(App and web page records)
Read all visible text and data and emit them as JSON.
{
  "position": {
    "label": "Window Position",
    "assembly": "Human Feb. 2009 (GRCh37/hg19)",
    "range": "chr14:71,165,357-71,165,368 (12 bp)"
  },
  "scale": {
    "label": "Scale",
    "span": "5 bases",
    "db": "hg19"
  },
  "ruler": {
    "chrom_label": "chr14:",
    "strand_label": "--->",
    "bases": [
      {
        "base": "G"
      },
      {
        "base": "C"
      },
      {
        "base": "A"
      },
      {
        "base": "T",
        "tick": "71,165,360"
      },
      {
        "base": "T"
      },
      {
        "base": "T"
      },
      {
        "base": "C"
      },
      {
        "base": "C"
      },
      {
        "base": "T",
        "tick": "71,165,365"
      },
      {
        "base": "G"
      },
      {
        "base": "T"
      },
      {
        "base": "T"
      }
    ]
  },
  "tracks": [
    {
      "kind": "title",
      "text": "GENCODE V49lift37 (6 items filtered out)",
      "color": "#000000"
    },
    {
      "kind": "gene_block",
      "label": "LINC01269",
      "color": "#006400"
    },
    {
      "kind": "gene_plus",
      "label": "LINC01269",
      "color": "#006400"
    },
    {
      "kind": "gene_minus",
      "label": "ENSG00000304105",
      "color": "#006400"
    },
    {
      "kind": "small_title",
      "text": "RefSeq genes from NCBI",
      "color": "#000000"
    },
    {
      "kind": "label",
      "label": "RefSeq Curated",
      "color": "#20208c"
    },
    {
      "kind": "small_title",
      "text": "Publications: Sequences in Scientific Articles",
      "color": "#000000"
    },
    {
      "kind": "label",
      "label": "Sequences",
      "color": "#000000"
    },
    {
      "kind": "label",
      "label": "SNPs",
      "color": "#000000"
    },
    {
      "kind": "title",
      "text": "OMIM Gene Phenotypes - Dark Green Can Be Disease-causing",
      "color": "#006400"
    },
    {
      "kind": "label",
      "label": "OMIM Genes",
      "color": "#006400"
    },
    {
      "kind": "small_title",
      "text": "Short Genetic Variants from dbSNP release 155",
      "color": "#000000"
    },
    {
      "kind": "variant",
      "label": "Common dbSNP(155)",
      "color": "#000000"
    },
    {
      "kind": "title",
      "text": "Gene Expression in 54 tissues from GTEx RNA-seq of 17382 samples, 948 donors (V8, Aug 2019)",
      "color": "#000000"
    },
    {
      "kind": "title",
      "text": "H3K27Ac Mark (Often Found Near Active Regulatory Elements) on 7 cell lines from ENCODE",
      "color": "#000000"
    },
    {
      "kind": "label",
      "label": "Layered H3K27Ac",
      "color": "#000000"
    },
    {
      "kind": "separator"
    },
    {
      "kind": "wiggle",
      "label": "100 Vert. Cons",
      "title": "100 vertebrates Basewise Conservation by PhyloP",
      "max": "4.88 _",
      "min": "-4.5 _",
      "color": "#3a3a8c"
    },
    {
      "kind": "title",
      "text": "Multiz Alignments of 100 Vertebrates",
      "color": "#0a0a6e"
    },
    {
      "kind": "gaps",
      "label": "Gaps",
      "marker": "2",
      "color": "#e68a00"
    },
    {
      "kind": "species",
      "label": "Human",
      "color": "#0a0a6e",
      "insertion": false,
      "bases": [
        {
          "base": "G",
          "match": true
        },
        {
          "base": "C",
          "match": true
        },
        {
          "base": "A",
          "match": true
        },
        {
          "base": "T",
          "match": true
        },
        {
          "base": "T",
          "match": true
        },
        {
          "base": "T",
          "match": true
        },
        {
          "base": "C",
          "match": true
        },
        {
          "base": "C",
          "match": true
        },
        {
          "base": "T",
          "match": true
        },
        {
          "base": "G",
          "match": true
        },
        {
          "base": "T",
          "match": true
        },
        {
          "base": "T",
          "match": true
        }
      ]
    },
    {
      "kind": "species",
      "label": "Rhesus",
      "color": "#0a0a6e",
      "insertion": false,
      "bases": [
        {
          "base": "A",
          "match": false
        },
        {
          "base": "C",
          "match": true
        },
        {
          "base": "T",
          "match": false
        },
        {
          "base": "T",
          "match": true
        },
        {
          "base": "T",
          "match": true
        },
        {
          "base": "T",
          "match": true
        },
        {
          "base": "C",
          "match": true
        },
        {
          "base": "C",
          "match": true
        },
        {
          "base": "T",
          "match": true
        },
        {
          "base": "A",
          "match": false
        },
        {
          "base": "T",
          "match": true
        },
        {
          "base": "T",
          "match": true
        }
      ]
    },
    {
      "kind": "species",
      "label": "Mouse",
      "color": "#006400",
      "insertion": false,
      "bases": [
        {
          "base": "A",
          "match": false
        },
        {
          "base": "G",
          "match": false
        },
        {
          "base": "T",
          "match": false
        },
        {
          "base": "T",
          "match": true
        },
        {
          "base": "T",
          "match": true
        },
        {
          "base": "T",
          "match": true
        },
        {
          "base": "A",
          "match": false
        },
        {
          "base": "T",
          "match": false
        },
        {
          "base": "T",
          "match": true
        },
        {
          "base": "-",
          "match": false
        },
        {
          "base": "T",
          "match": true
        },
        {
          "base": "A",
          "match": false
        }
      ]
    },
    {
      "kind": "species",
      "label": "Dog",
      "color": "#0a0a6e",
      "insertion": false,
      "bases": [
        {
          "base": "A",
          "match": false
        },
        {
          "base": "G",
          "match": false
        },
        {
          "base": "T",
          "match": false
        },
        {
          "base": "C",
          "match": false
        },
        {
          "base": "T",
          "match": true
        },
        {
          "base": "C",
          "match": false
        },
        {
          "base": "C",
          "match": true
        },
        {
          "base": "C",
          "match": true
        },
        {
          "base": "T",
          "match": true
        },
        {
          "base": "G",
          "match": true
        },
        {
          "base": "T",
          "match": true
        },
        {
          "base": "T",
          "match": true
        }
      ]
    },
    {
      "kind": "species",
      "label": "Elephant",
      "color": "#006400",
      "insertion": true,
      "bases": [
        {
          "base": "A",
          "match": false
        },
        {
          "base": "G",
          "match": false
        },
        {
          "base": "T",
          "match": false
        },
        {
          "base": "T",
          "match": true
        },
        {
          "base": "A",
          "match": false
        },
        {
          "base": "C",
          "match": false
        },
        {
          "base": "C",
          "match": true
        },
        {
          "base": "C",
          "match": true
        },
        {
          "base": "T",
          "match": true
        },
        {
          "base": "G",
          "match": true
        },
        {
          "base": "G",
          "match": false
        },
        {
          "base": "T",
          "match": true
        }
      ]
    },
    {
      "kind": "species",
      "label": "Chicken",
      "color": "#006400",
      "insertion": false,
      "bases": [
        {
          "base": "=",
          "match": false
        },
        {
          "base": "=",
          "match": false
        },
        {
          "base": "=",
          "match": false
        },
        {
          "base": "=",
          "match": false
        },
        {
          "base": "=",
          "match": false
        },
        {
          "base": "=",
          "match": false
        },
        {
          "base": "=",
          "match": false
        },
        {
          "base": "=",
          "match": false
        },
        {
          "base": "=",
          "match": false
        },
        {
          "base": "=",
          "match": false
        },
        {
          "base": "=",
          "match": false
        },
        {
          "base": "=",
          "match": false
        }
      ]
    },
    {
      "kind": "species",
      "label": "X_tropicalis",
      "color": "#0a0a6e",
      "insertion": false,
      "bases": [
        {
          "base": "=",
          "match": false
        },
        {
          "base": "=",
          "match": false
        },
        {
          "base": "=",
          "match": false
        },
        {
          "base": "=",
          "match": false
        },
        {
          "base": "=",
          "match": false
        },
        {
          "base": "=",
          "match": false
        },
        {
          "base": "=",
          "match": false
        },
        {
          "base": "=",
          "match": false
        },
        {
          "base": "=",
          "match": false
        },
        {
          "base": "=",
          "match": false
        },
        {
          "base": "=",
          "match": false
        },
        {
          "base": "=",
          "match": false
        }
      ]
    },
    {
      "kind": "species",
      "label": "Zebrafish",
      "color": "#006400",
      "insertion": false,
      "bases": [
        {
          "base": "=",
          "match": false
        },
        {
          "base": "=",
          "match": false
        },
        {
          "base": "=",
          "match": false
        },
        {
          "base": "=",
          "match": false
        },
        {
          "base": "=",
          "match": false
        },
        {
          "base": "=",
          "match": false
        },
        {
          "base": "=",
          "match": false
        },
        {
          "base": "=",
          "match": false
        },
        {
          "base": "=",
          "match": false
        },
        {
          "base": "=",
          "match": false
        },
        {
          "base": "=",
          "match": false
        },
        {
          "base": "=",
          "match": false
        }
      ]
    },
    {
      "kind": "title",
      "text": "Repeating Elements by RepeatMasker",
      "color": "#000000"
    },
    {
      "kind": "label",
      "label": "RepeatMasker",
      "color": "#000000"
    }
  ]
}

[Task goal]
Looking at the data above, show all lines where the word "RefSeq" occurs.

[Response area]
      "text": "RefSeq genes from NCBI",
      "label": "RefSeq Curated",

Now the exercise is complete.